═══ The records

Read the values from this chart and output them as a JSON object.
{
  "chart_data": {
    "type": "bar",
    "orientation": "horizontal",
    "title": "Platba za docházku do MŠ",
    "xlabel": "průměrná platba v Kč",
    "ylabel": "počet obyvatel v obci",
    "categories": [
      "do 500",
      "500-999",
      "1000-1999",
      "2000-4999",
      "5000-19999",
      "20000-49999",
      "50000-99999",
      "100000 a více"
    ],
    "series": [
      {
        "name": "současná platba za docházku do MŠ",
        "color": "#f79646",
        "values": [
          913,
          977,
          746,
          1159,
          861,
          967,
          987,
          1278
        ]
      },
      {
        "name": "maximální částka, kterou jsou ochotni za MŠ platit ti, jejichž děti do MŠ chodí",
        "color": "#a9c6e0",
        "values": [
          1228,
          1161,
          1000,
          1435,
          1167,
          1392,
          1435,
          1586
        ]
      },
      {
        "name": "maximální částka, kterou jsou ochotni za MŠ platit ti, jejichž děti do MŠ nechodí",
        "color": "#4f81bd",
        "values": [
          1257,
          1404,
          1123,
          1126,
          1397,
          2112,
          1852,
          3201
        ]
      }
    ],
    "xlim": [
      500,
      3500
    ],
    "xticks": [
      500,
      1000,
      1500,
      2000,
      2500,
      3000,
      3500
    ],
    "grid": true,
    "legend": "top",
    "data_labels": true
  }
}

══════
═══ The records

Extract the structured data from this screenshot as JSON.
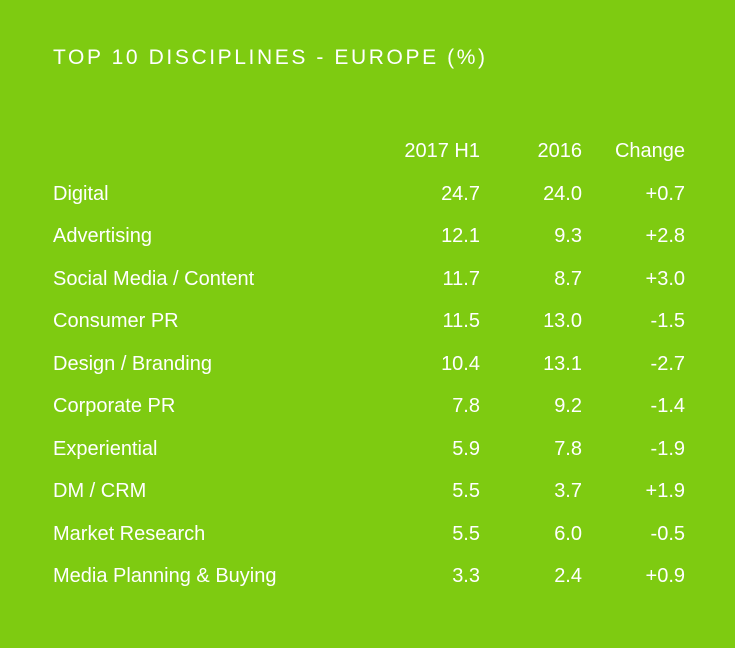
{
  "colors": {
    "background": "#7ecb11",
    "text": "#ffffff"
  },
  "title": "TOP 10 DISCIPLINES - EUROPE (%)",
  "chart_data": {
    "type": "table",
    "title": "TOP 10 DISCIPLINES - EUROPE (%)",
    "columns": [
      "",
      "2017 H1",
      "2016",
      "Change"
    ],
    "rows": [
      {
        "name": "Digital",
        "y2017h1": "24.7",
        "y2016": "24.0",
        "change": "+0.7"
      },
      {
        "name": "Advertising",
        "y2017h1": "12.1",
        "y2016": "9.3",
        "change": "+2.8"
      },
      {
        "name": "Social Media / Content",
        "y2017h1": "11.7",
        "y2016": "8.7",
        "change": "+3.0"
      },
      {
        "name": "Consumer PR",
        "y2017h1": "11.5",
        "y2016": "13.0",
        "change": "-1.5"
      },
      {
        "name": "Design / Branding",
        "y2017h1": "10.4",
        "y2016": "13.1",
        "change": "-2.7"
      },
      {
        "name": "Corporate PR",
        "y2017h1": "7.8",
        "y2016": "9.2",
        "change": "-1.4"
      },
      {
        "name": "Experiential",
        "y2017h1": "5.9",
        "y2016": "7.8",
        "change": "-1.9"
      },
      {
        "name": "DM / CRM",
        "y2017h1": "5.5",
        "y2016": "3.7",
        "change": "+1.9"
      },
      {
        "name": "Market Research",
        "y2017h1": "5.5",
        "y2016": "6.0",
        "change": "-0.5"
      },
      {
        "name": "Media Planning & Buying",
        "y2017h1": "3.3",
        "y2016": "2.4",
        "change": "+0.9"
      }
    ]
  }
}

══════
═══ The records

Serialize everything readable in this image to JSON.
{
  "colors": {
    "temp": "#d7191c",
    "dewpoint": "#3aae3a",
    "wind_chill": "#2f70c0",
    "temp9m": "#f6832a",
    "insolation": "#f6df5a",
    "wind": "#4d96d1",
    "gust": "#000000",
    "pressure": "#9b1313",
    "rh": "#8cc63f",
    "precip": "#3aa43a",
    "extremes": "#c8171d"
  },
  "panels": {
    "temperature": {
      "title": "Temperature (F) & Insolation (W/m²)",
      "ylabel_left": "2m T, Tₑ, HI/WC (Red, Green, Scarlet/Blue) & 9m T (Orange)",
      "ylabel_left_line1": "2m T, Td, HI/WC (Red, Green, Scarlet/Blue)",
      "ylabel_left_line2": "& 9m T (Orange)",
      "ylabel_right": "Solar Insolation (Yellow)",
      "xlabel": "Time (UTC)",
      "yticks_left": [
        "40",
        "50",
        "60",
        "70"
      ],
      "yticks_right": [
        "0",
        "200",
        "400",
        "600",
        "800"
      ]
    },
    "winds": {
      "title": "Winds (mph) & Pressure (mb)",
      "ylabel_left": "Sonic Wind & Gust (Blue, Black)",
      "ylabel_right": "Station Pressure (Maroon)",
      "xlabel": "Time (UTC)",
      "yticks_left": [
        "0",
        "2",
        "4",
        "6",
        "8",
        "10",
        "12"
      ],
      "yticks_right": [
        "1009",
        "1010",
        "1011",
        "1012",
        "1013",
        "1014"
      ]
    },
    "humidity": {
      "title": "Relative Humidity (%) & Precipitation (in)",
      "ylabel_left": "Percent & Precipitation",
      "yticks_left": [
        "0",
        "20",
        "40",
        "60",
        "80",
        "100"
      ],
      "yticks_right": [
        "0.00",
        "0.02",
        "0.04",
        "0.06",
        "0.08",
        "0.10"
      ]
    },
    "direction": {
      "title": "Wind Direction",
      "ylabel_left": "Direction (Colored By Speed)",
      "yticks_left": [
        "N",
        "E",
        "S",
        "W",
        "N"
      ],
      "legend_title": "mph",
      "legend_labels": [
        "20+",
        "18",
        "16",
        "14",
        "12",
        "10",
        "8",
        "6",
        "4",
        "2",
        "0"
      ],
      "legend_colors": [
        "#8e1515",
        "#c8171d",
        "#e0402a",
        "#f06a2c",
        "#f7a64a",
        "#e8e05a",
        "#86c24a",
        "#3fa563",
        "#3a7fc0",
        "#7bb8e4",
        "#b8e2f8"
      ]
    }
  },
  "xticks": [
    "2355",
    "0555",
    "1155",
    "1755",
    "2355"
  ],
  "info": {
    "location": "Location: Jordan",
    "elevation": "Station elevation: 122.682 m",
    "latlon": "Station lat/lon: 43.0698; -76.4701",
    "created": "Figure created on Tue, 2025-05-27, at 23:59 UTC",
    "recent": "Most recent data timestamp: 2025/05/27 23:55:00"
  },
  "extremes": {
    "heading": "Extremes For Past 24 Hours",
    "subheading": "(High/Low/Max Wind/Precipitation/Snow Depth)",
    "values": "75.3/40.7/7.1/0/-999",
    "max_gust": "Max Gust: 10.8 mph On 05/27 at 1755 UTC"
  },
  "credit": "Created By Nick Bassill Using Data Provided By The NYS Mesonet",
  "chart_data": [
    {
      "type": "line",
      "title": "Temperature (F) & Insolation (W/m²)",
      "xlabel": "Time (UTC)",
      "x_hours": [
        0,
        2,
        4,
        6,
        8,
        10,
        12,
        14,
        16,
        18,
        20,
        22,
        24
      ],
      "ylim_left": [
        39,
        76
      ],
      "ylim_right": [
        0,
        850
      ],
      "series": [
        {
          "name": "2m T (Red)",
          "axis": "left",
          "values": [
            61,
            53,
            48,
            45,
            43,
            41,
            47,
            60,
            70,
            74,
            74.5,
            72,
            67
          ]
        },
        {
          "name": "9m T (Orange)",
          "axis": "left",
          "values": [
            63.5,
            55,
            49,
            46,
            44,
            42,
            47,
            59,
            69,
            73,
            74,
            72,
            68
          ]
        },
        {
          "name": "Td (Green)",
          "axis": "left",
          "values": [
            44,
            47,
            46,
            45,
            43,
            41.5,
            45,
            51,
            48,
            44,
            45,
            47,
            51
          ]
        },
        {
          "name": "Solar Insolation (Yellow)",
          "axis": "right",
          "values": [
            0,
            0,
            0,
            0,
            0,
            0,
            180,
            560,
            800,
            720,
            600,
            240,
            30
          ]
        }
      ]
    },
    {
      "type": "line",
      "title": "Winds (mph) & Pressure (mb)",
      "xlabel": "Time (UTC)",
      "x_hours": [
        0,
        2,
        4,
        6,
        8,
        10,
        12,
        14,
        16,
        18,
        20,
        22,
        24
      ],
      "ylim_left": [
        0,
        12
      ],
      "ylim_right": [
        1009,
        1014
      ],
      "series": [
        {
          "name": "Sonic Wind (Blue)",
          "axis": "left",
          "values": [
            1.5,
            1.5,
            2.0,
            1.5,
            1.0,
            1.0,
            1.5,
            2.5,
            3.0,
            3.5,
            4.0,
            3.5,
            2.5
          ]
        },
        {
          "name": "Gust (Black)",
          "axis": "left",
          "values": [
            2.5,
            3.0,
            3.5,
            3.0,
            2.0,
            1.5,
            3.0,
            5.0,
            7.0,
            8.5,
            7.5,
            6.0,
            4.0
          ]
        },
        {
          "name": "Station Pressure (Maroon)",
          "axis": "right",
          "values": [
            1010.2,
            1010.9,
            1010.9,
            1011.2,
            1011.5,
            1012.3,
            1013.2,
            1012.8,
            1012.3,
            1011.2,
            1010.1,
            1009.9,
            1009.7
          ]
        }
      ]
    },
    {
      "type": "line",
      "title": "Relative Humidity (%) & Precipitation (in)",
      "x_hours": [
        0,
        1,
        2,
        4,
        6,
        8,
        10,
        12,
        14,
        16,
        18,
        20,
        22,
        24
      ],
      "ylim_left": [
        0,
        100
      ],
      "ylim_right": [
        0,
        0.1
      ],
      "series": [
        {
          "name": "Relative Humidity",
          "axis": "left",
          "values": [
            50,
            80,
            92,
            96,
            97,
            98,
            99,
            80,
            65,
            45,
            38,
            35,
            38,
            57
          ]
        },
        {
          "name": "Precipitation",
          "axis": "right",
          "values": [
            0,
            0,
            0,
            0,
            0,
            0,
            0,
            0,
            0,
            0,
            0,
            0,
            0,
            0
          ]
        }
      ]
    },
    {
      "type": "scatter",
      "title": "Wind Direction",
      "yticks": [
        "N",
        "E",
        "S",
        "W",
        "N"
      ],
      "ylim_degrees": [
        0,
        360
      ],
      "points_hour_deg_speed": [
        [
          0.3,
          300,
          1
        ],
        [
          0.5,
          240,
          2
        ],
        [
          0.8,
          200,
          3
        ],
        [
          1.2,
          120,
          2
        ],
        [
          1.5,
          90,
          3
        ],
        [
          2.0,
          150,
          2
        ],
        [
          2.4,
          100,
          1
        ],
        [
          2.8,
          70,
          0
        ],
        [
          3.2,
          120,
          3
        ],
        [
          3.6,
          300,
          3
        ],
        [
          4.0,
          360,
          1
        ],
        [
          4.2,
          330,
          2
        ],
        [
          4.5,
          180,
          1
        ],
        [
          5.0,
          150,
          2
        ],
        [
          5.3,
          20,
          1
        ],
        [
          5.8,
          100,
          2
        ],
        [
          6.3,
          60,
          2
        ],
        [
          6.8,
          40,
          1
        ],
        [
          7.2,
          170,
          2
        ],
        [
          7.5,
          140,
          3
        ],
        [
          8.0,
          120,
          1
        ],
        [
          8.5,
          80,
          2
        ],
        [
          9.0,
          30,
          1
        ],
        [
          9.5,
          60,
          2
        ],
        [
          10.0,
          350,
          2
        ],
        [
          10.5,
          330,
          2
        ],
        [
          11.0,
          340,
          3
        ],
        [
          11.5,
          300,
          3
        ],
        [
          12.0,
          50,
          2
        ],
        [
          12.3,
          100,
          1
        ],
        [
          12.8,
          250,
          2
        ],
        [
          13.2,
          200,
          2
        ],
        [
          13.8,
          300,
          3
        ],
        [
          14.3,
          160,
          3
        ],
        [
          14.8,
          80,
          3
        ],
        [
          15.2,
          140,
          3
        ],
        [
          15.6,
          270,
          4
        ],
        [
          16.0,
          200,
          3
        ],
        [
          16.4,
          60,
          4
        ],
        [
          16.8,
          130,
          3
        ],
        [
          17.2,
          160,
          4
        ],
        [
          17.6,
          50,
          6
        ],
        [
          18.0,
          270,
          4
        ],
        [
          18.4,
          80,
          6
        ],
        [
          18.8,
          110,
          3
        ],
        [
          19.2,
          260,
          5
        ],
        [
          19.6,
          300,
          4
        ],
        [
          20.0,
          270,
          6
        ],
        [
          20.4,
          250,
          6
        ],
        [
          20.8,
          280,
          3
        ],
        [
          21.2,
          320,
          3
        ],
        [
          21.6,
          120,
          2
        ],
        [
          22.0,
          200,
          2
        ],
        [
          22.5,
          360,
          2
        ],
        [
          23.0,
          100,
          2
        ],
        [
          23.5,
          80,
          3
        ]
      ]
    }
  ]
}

══════

* **Short exercise**
From the listing, copy every line where the string "docházku" appears.

* **Response to the task**
    "title": "Platba za docházku do MŠ",
        "name": "současná platba za docházku do MŠ",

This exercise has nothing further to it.